▶ _Available data_:

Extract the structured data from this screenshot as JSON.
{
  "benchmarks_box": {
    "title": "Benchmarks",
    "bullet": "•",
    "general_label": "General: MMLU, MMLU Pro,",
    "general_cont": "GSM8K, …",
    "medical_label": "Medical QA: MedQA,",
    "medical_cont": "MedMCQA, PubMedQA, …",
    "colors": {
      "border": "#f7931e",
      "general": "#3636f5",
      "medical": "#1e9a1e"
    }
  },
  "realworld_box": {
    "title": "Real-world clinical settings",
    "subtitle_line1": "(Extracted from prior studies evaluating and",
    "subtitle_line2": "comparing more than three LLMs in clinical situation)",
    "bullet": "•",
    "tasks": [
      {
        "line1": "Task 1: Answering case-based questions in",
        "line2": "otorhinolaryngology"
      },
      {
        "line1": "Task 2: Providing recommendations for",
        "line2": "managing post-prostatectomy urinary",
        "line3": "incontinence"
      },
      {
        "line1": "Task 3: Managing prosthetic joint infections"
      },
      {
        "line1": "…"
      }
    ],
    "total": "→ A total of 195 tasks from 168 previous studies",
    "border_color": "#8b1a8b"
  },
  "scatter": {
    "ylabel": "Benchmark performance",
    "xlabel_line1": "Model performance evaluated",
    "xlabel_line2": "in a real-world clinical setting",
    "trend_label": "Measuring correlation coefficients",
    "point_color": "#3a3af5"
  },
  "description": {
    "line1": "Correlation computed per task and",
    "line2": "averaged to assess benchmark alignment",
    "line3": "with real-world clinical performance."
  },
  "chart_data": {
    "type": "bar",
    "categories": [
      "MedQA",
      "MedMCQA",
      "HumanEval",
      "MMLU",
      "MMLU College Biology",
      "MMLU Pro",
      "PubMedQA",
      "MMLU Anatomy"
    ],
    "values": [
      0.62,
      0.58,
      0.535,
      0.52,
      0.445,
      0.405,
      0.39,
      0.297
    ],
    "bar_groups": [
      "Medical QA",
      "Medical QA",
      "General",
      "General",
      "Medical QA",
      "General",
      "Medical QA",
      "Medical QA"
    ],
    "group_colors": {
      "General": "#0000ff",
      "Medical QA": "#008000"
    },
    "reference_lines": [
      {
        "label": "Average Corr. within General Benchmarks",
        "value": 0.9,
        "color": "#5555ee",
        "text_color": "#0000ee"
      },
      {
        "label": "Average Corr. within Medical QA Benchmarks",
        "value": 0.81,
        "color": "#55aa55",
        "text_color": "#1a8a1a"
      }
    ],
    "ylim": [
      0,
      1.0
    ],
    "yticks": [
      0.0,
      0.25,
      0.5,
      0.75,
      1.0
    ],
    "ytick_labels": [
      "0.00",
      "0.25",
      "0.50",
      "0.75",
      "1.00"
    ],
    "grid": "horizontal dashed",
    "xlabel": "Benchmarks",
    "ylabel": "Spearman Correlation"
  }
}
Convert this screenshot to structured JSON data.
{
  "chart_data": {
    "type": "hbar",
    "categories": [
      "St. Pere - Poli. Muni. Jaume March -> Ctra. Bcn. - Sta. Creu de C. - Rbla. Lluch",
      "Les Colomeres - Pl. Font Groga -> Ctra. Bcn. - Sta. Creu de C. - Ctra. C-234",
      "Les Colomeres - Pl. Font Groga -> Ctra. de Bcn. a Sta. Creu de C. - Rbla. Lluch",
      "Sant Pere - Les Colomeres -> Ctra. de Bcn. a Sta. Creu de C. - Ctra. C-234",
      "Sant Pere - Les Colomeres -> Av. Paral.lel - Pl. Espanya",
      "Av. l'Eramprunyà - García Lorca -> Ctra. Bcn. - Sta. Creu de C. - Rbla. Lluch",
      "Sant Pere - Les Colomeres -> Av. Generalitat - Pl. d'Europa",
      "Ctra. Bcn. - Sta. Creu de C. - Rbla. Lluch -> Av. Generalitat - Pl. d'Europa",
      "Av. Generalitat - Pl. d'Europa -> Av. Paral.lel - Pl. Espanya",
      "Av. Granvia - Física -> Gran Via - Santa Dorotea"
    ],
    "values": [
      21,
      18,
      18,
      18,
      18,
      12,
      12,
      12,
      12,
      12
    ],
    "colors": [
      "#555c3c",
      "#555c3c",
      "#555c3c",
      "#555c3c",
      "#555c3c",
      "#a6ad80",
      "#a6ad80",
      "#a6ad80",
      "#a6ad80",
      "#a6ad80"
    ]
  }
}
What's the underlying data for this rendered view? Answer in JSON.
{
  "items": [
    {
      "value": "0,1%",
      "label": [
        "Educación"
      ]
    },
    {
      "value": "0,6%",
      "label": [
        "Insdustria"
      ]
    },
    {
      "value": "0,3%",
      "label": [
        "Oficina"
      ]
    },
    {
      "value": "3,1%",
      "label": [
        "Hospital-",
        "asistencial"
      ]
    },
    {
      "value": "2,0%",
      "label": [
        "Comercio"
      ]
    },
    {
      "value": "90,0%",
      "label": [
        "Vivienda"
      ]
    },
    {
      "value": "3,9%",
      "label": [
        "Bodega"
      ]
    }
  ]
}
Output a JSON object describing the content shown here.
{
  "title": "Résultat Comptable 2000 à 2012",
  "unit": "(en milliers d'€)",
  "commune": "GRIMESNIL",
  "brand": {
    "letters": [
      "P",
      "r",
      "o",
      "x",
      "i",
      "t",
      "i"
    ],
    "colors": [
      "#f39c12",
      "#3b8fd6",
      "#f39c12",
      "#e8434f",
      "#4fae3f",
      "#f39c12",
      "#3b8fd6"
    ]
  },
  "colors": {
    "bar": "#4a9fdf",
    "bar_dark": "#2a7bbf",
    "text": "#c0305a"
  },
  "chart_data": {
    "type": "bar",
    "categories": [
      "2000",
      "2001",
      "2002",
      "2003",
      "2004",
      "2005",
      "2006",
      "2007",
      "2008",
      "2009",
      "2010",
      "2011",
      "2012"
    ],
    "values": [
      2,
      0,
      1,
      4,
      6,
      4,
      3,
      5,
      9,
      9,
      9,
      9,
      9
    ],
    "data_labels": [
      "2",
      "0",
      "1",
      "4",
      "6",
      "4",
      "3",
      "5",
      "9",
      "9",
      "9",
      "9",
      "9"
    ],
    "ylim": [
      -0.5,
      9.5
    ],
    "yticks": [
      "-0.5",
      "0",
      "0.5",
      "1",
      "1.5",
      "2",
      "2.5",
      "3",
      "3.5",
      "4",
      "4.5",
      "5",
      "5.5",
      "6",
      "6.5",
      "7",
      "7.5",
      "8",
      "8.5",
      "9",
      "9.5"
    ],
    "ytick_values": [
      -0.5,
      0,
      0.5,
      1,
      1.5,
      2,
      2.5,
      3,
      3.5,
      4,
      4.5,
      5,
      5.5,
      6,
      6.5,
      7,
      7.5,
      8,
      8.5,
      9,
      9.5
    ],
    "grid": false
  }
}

▶ _The problem_:
Go through the records. Copy each line where "from" appears.

▶ _Output of the exercise_:
Extract the structured data from this screenshot as JSON.
    "subtitle_line1": "(Extracted from prior studies evaluating and",
    "total": "→ A total of 195 tasks from 168 previous studies",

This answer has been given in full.